(Saved entries)
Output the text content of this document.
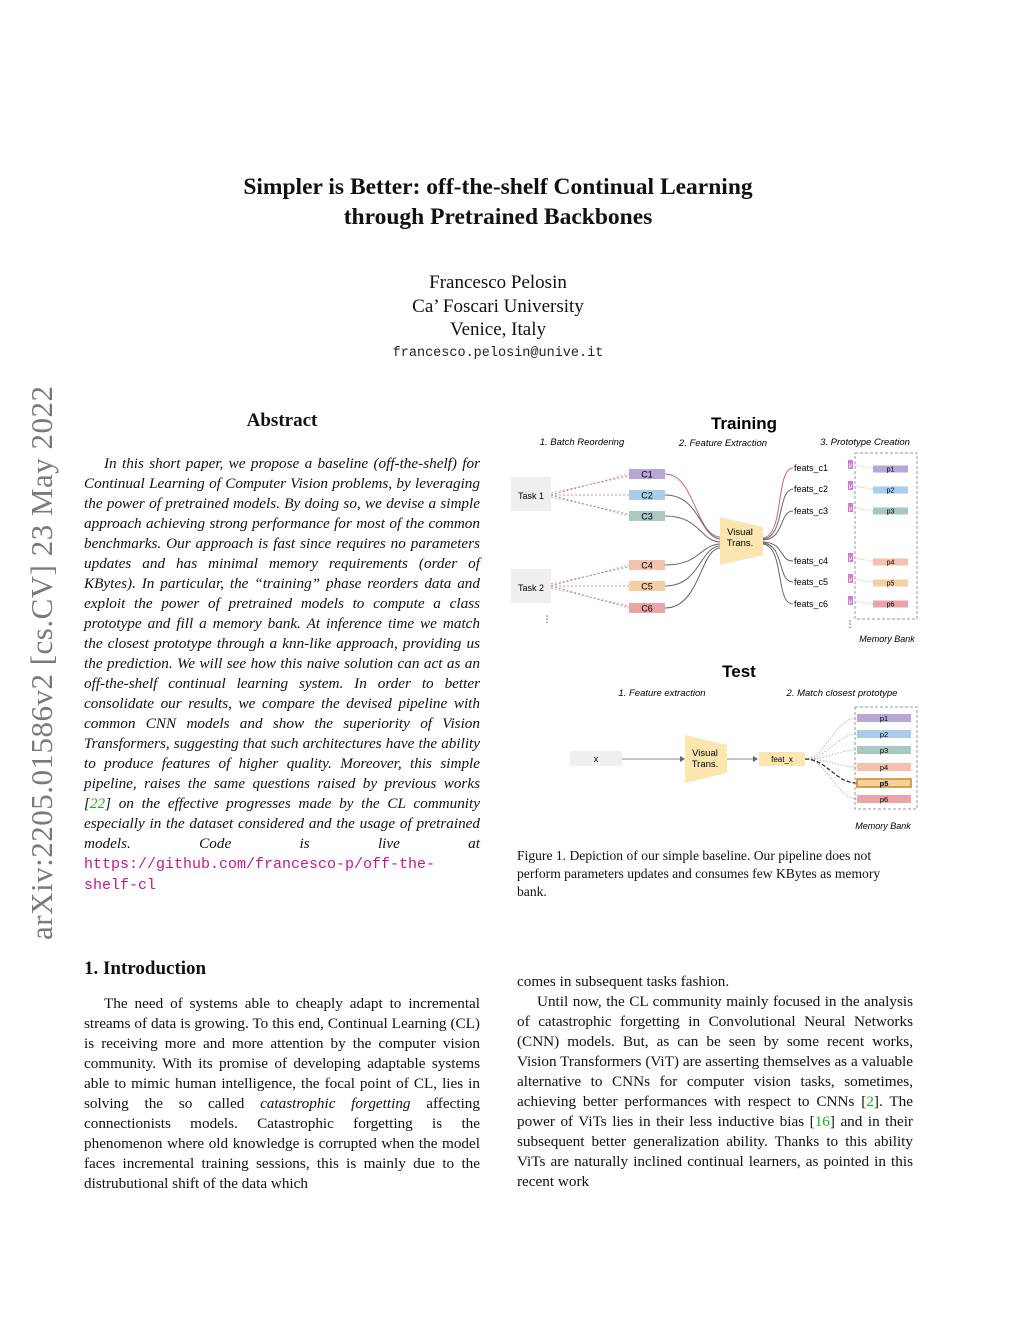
arXiv:2205.01586v2 [cs.CV] 23 May 2022
Simpler is Better: off-the-shelf Continual Learning
through Pretrained Backbones
Francesco Pelosin
Ca’ Foscari University
Venice, Italy
francesco.pelosin@unive.it
Abstract

In this short paper, we propose a baseline (off-the-shelf) for Continual Learning of Computer Vision problems, by leveraging the power of pretrained models. By doing so, we devise a simple approach achieving strong performance for most of the common benchmarks. Our approach is fast since requires no parameters updates and has minimal memory requirements (order of KBytes). In particular, the “training” phase reorders data and exploit the power of pretrained models to compute a class prototype and fill a memory bank. At inference time we match the closest prototype through a knn-like approach, providing us the prediction. We will see how this naive solution can act as an off-the-shelf continual learning system. In order to better consolidate our results, we compare the devised pipeline with common CNN models and show the superiority of Vision Transformers, suggesting that such architectures have the ability to produce features of higher quality. Moreover, this simple pipeline, raises the same questions raised by previous works [22] on the effective progresses made by the CL community especially in the dataset considered and the usage of pretrained models. Code is live at https://github.com/francesco-p/off-the-shelf-cl

1. Introduction

The need of systems able to cheaply adapt to incremental streams of data is growing. To this end, Continual Learning (CL) is receiving more and more attention by the computer vision community. With its promise of developing adaptable systems able to mimic human intelligence, the focal point of CL, lies in solving the so called catastrophic forgetting affecting connectionists models. Catastrophic forgetting is the phenomenon where old knowledge is corrupted when the model faces incremental training sessions, this is mainly due to the distrubutional shift of the data which

comes in subsequent tasks fashion.

Until now, the CL community mainly focused in the analysis of catastrophic forgetting in Convolutional Neural Networks (CNN) models. But, as can be seen by some recent works, Vision Transformers (ViT) are asserting themselves as a valuable alternative to CNNs for computer vision tasks, sometimes, achieving better performances with respect to CNNs [2]. The power of ViTs lies in their less inductive bias [16] and in their subsequent better generalization ability. Thanks to this ability ViTs are naturally inclined continual learners, as pointed in this recent work

Training
1. Batch Reordering	2. Feature Extraction	3. Prototype Creation
Task 1
Task 2
⋮
C1
C2
C3
C4
C5
C6
Visual
Trans.
feats_c1	μ
feats_c2	μ
feats_c3	μ
feats_c4	μ
feats_c5	μ
feats_c6	μ
p1
p2
p3
p4
p5
p6
⋮
Memory Bank
Test
1. Feature extraction	2. Match closest prototype
x	Visual
Trans.	feat_x
p1
p2
p3
p4
p5
p6
Memory Bank
Figure 1. Depiction of our simple baseline. Our pipeline does not perform parameters updates and consumes few KBytes as memory bank.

- [What to work on] Write out all the entries exactly, except for the pictures.

- [Exercise output]
Output the text content of this document.
arXiv:2205.01586v2 [cs.CV] 23 May 2022
Simpler is Better: off-the-shelf Continual Learning
through Pretrained Backbones
Francesco Pelosin
Ca’ Foscari University
Venice, Italy
francesco.pelosin@unive.it
Abstract

In this short paper, we propose a baseline (off-the-shelf) for Continual Learning of Computer Vision problems, by leveraging the power of pretrained models. By doing so, we devise a simple approach achieving strong performance for most of the common benchmarks. Our approach is fast since requires no parameters updates and has minimal memory requirements (order of KBytes). In particular, the “training” phase reorders data and exploit the power of pretrained models to compute a class prototype and fill a memory bank. At inference time we match the closest prototype through a knn-like approach, providing us the prediction. We will see how this naive solution can act as an off-the-shelf continual learning system. In order to better consolidate our results, we compare the devised pipeline with common CNN models and show the superiority of Vision Transformers, suggesting that such architectures have the ability to produce features of higher quality. Moreover, this simple pipeline, raises the same questions raised by previous works [22] on the effective progresses made by the CL community especially in the dataset considered and the usage of pretrained models. Code is live at https://github.com/francesco-p/off-the-shelf-cl

1. Introduction

The need of systems able to cheaply adapt to incremental streams of data is growing. To this end, Continual Learning (CL) is receiving more and more attention by the computer vision community. With its promise of developing adaptable systems able to mimic human intelligence, the focal point of CL, lies in solving the so called catastrophic forgetting affecting connectionists models. Catastrophic forgetting is the phenomenon where old knowledge is corrupted when the model faces incremental training sessions, this is mainly due to the distrubutional shift of the data which

comes in subsequent tasks fashion.

Until now, the CL community mainly focused in the analysis of catastrophic forgetting in Convolutional Neural Networks (CNN) models. But, as can be seen by some recent works, Vision Transformers (ViT) are asserting themselves as a valuable alternative to CNNs for computer vision tasks, sometimes, achieving better performances with respect to CNNs [2]. The power of ViTs lies in their less inductive bias [16] and in their subsequent better generalization ability. Thanks to this ability ViTs are naturally inclined continual learners, as pointed in this recent work

Training
1. Batch Reordering	2. Feature Extraction	3. Prototype Creation
Task 1
Task 2
⋮
C1
C2
C3
C4
C5
C6
Visual
Trans.
feats_c1	μ
feats_c2	μ
feats_c3	μ
feats_c4	μ
feats_c5	μ
feats_c6	μ
p1
p2
p3
p4
p5
p6
⋮
Memory Bank
Test
1. Feature extraction	2. Match closest prototype
x	Visual
Trans.	feat_x
p1
p2
p3
p4
p5
p6
Memory Bank
Figure 1. Depiction of our simple baseline. Our pipeline does not perform parameters updates and consumes few KBytes as memory bank.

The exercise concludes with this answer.